-- Stored data --

____

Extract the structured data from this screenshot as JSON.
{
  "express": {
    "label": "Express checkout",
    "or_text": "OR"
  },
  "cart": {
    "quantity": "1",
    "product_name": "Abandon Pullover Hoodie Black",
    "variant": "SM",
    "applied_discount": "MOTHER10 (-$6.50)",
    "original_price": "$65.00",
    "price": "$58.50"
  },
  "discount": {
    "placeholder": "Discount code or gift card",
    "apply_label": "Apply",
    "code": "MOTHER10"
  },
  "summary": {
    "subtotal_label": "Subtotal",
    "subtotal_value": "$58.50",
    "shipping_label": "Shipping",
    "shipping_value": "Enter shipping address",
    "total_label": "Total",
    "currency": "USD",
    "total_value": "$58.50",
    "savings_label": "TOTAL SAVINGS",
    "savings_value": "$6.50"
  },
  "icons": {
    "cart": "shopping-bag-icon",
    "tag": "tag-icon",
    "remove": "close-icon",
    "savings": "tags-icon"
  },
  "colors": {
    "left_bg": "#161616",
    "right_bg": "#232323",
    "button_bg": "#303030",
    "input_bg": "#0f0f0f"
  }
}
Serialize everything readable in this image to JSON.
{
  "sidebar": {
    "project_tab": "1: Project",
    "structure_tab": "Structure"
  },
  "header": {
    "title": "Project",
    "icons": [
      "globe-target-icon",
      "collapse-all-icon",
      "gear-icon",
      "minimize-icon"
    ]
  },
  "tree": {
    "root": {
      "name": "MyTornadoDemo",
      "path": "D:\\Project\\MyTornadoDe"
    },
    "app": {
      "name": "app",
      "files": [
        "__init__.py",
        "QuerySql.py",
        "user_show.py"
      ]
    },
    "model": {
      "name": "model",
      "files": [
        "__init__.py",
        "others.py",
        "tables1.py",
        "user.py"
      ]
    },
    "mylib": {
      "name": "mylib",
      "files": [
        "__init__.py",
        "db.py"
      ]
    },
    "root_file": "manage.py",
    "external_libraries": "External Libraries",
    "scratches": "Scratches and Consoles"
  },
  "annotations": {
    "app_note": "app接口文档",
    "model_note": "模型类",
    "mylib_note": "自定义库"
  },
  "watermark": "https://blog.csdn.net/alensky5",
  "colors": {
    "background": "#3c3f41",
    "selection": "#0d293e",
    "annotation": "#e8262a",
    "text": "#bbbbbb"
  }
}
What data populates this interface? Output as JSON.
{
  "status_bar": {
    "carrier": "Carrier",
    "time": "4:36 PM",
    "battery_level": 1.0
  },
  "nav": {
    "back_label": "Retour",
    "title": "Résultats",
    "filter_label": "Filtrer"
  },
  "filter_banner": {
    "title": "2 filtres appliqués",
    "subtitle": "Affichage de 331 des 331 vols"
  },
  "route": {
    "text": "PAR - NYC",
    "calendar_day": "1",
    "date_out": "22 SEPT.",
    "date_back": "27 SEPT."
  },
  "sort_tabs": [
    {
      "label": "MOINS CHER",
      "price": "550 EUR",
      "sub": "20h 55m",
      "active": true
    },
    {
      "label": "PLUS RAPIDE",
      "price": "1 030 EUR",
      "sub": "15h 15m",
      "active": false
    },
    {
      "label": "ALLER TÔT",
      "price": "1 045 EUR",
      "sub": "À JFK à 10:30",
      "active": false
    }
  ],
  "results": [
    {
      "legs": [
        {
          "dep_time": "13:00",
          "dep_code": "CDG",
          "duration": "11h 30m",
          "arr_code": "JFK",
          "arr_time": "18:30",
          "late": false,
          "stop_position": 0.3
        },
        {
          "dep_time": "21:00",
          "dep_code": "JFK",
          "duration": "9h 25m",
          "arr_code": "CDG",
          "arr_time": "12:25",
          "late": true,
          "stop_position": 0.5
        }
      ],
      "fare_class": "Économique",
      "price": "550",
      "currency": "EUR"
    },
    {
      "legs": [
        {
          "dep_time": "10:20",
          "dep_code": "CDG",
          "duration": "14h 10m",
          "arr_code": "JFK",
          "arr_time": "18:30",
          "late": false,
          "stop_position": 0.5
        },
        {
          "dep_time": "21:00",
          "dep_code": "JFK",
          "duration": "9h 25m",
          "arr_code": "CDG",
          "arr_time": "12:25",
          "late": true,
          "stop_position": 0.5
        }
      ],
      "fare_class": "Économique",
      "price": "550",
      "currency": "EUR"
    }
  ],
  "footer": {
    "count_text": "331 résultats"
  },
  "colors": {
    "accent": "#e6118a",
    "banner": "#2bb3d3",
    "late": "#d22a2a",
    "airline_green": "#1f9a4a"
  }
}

____

The full set of records should be duplicated exactly.

Extract the structured data from this screenshot as JSON.
{
  "express": {
    "label": "Express checkout",
    "or_text": "OR"
  },
  "cart": {
    "quantity": "1",
    "product_name": "Abandon Pullover Hoodie Black",
    "variant": "SM",
    "applied_discount": "MOTHER10 (-$6.50)",
    "original_price": "$65.00",
    "price": "$58.50"
  },
  "discount": {
    "placeholder": "Discount code or gift card",
    "apply_label": "Apply",
    "code": "MOTHER10"
  },
  "summary": {
    "subtotal_label": "Subtotal",
    "subtotal_value": "$58.50",
    "shipping_label": "Shipping",
    "shipping_value": "Enter shipping address",
    "total_label": "Total",
    "currency": "USD",
    "total_value": "$58.50",
    "savings_label": "TOTAL SAVINGS",
    "savings_value": "$6.50"
  },
  "icons": {
    "cart": "shopping-bag-icon",
    "tag": "tag-icon",
    "remove": "close-icon",
    "savings": "tags-icon"
  },
  "colors": {
    "left_bg": "#161616",
    "right_bg": "#232323",
    "button_bg": "#303030",
    "input_bg": "#0f0f0f"
  }
}
Serialize everything readable in this image to JSON.
{
  "sidebar": {
    "project_tab": "1: Project",
    "structure_tab": "Structure"
  },
  "header": {
    "title": "Project",
    "icons": [
      "globe-target-icon",
      "collapse-all-icon",
      "gear-icon",
      "minimize-icon"
    ]
  },
  "tree": {
    "root": {
      "name": "MyTornadoDemo",
      "path": "D:\\Project\\MyTornadoDe"
    },
    "app": {
      "name": "app",
      "files": [
        "__init__.py",
        "QuerySql.py",
        "user_show.py"
      ]
    },
    "model": {
      "name": "model",
      "files": [
        "__init__.py",
        "others.py",
        "tables1.py",
        "user.py"
      ]
    },
    "mylib": {
      "name": "mylib",
      "files": [
        "__init__.py",
        "db.py"
      ]
    },
    "root_file": "manage.py",
    "external_libraries": "External Libraries",
    "scratches": "Scratches and Consoles"
  },
  "annotations": {
    "app_note": "app接口文档",
    "model_note": "模型类",
    "mylib_note": "自定义库"
  },
  "watermark": "https://blog.csdn.net/alensky5",
  "colors": {
    "background": "#3c3f41",
    "selection": "#0d293e",
    "annotation": "#e8262a",
    "text": "#bbbbbb"
  }
}
What data populates this interface? Output as JSON.
{
  "status_bar": {
    "carrier": "Carrier",
    "time": "4:36 PM",
    "battery_level": 1.0
  },
  "nav": {
    "back_label": "Retour",
    "title": "Résultats",
    "filter_label": "Filtrer"
  },
  "filter_banner": {
    "title": "2 filtres appliqués",
    "subtitle": "Affichage de 331 des 331 vols"
  },
  "route": {
    "text": "PAR - NYC",
    "calendar_day": "1",
    "date_out": "22 SEPT.",
    "date_back": "27 SEPT."
  },
  "sort_tabs": [
    {
      "label": "MOINS CHER",
      "price": "550 EUR",
      "sub": "20h 55m",
      "active": true
    },
    {
      "label": "PLUS RAPIDE",
      "price": "1 030 EUR",
      "sub": "15h 15m",
      "active": false
    },
    {
      "label": "ALLER TÔT",
      "price": "1 045 EUR",
      "sub": "À JFK à 10:30",
      "active": false
    }
  ],
  "results": [
    {
      "legs": [
        {
          "dep_time": "13:00",
          "dep_code": "CDG",
          "duration": "11h 30m",
          "arr_code": "JFK",
          "arr_time": "18:30",
          "late": false,
          "stop_position": 0.3
        },
        {
          "dep_time": "21:00",
          "dep_code": "JFK",
          "duration": "9h 25m",
          "arr_code": "CDG",
          "arr_time": "12:25",
          "late": true,
          "stop_position": 0.5
        }
      ],
      "fare_class": "Économique",
      "price": "550",
      "currency": "EUR"
    },
    {
      "legs": [
        {
          "dep_time": "10:20",
          "dep_code": "CDG",
          "duration": "14h 10m",
          "arr_code": "JFK",
          "arr_time": "18:30",
          "late": false,
          "stop_position": 0.5
        },
        {
          "dep_time": "21:00",
          "dep_code": "JFK",
          "duration": "9h 25m",
          "arr_code": "CDG",
          "arr_time": "12:25",
          "late": true,
          "stop_position": 0.5
        }
      ],
      "fare_class": "Économique",
      "price": "550",
      "currency": "EUR"
    }
  ],
  "footer": {
    "count_text": "331 résultats"
  },
  "colors": {
    "accent": "#e6118a",
    "banner": "#2bb3d3",
    "late": "#d22a2a",
    "airline_green": "#1f9a4a"
  }
}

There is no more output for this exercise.